▶ _Short problem_: Without the pictures, copy all the entries below exactly.

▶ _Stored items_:
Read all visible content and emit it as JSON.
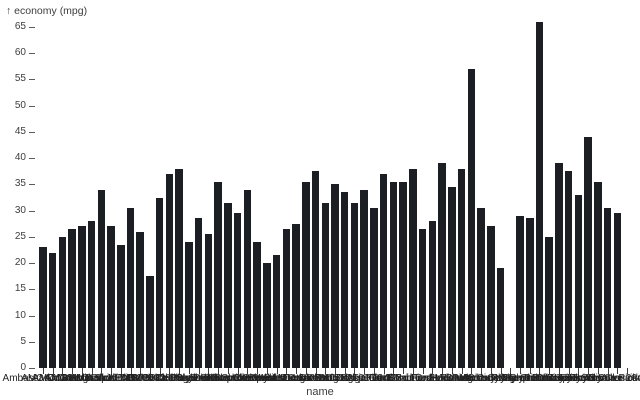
{
  "chart": {
    "y_axis_title": "↑ economy (mpg)",
    "x_axis_title": "name"
  },
  "chart_data": {
    "type": "bar",
    "title": "",
    "ylabel": "economy (mpg)",
    "xlabel": "name",
    "ylim": [
      0,
      66
    ],
    "y_ticks": [
      0,
      5,
      10,
      15,
      20,
      25,
      30,
      35,
      40,
      45,
      50,
      55,
      60,
      65
    ],
    "grid": false,
    "legend": false,
    "bar_color": "#1b1e23",
    "axis_text_color": "#3d3d3d",
    "categories": [
      "AMC Ambassador Brougham",
      "AMC Concord",
      "AMC Gremlin",
      "AMC Hornet",
      "AMC Matador",
      "AMC Pacer",
      "AMC Spirit DL",
      "Audi 100 LS",
      "Audi 4000",
      "Audi 5000",
      "BMW 2002",
      "BMW 320i",
      "Buick Century",
      "Buick Regal",
      "Buick Skylark",
      "Cadillac Seville",
      "Chevrolet Camaro",
      "Chevrolet Caprice",
      "Chevrolet Chevette",
      "Chevrolet Citation",
      "Chevrolet Impala",
      "Chevrolet Malibu",
      "Chevrolet Monte Carlo",
      "Chevrolet Nova",
      "Chevrolet Vega",
      "Chrysler Cordoba",
      "Datsun 200SX",
      "Datsun 210",
      "Datsun 280ZX",
      "Datsun 510",
      "Datsun B210",
      "Dodge Aspen",
      "Dodge Colt",
      "Dodge Omni",
      "Fiat 124B",
      "Fiat 128",
      "Fiat Strada",
      "Ford Fairmont",
      "Ford Fiesta",
      "Ford Granada",
      "Ford LTD",
      "Ford Mustang",
      "Ford Pinto",
      "Honda Accord",
      "Honda Civic",
      "Mazda GLC",
      "Mercury Capri",
      "Mercury Marquis",
      "Oldsmobile Cutlass",
      "Peugeot 504",
      "Plymouth Champ",
      "Plymouth Duster",
      "Plymouth Horizon",
      "Pontiac Firebird",
      "Pontiac Phoenix",
      "Toyota Celica",
      "Toyota Corolla",
      "Toyota Corona",
      "Toyota Cressida",
      "Toyota Pickup",
      "Volvo 264GL"
    ],
    "values": [
      23,
      22,
      25,
      26.5,
      27,
      28,
      34,
      27,
      23.5,
      30.5,
      26,
      17.5,
      32.5,
      37,
      38,
      24,
      28.5,
      25.5,
      35.5,
      31.5,
      29.5,
      34,
      24,
      20,
      21.5,
      26.5,
      27.5,
      35.5,
      37.5,
      31.5,
      35,
      33.5,
      31.5,
      34,
      30.5,
      37,
      35.5,
      35.5,
      38,
      26.5,
      28,
      39,
      34.5,
      38,
      57,
      30.5,
      27,
      19,
      0,
      29,
      28.5,
      66,
      25,
      39,
      37.5,
      33,
      44,
      35.5,
      30.5,
      29.5,
      0
    ]
  }
}
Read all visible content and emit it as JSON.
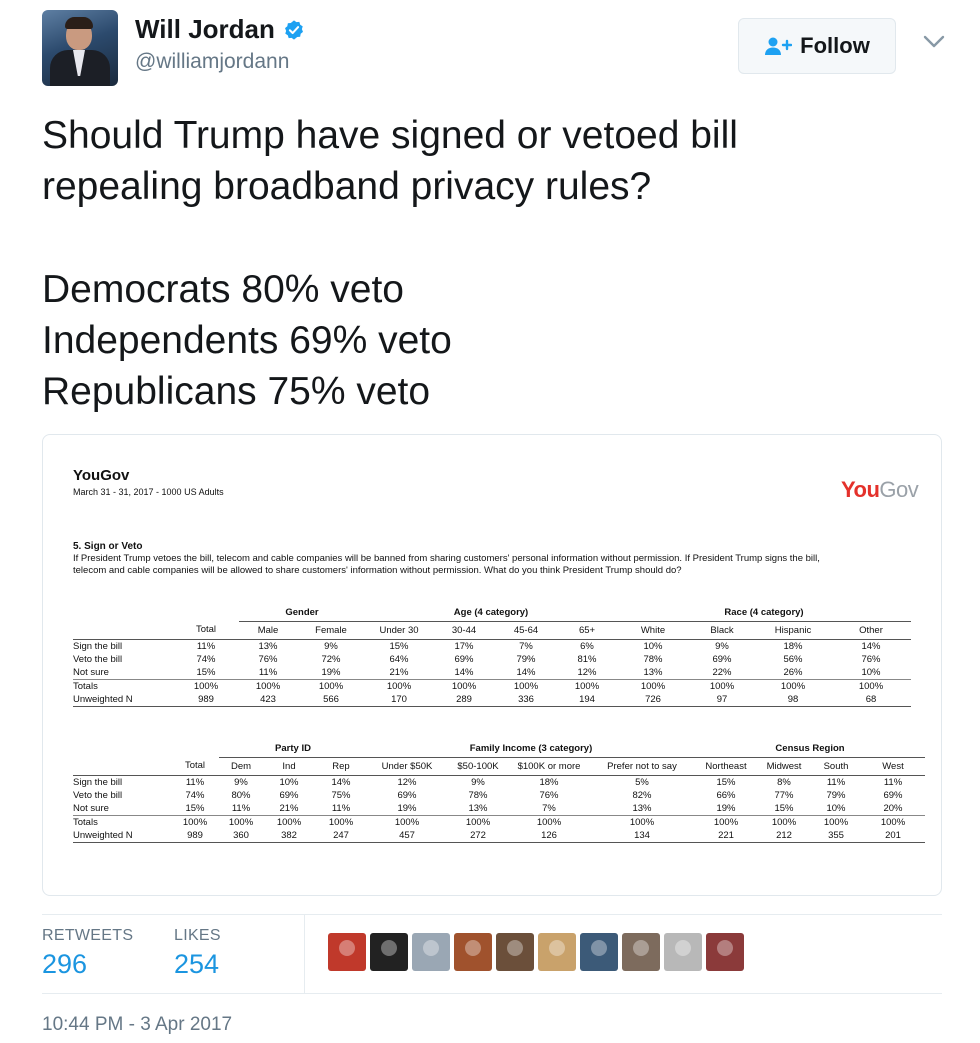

▶ _Problem solution_:
Read all visible content and emit it as JSON.
{
  "chart": {
    "y_axis_title": "↑ economy (mpg)",
    "x_axis_title": "name"
  },
  "chart_data": {
    "type": "bar",
    "title": "",
    "ylabel": "economy (mpg)",
    "xlabel": "name",
    "ylim": [
      0,
      66
    ],
    "y_ticks": [
      0,
      5,
      10,
      15,
      20,
      25,
      30,
      35,
      40,
      45,
      50,
      55,
      60,
      65
    ],
    "grid": false,
    "legend": false,
    "bar_color": "#1b1e23",
    "axis_text_color": "#3d3d3d",
    "categories": [
      "AMC Ambassador Brougham",
      "AMC Concord",
      "AMC Gremlin",
      "AMC Hornet",
      "AMC Matador",
      "AMC Pacer",
      "AMC Spirit DL",
      "Audi 100 LS",
      "Audi 4000",
      "Audi 5000",
      "BMW 2002",
      "BMW 320i",
      "Buick Century",
      "Buick Regal",
      "Buick Skylark",
      "Cadillac Seville",
      "Chevrolet Camaro",
      "Chevrolet Caprice",
      "Chevrolet Chevette",
      "Chevrolet Citation",
      "Chevrolet Impala",
      "Chevrolet Malibu",
      "Chevrolet Monte Carlo",
      "Chevrolet Nova",
      "Chevrolet Vega",
      "Chrysler Cordoba",
      "Datsun 200SX",
      "Datsun 210",
      "Datsun 280ZX",
      "Datsun 510",
      "Datsun B210",
      "Dodge Aspen",
      "Dodge Colt",
      "Dodge Omni",
      "Fiat 124B",
      "Fiat 128",
      "Fiat Strada",
      "Ford Fairmont",
      "Ford Fiesta",
      "Ford Granada",
      "Ford LTD",
      "Ford Mustang",
      "Ford Pinto",
      "Honda Accord",
      "Honda Civic",
      "Mazda GLC",
      "Mercury Capri",
      "Mercury Marquis",
      "Oldsmobile Cutlass",
      "Peugeot 504",
      "Plymouth Champ",
      "Plymouth Duster",
      "Plymouth Horizon",
      "Pontiac Firebird",
      "Pontiac Phoenix",
      "Toyota Celica",
      "Toyota Corolla",
      "Toyota Corona",
      "Toyota Cressida",
      "Toyota Pickup",
      "Volvo 264GL"
    ],
    "values": [
      23,
      22,
      25,
      26.5,
      27,
      28,
      34,
      27,
      23.5,
      30.5,
      26,
      17.5,
      32.5,
      37,
      38,
      24,
      28.5,
      25.5,
      35.5,
      31.5,
      29.5,
      34,
      24,
      20,
      21.5,
      26.5,
      27.5,
      35.5,
      37.5,
      31.5,
      35,
      33.5,
      31.5,
      34,
      30.5,
      37,
      35.5,
      35.5,
      38,
      26.5,
      28,
      39,
      34.5,
      38,
      57,
      30.5,
      27,
      19,
      0,
      29,
      28.5,
      66,
      25,
      39,
      37.5,
      33,
      44,
      35.5,
      30.5,
      29.5,
      0
    ]
  }
}
Read all visible content and emit it as JSON.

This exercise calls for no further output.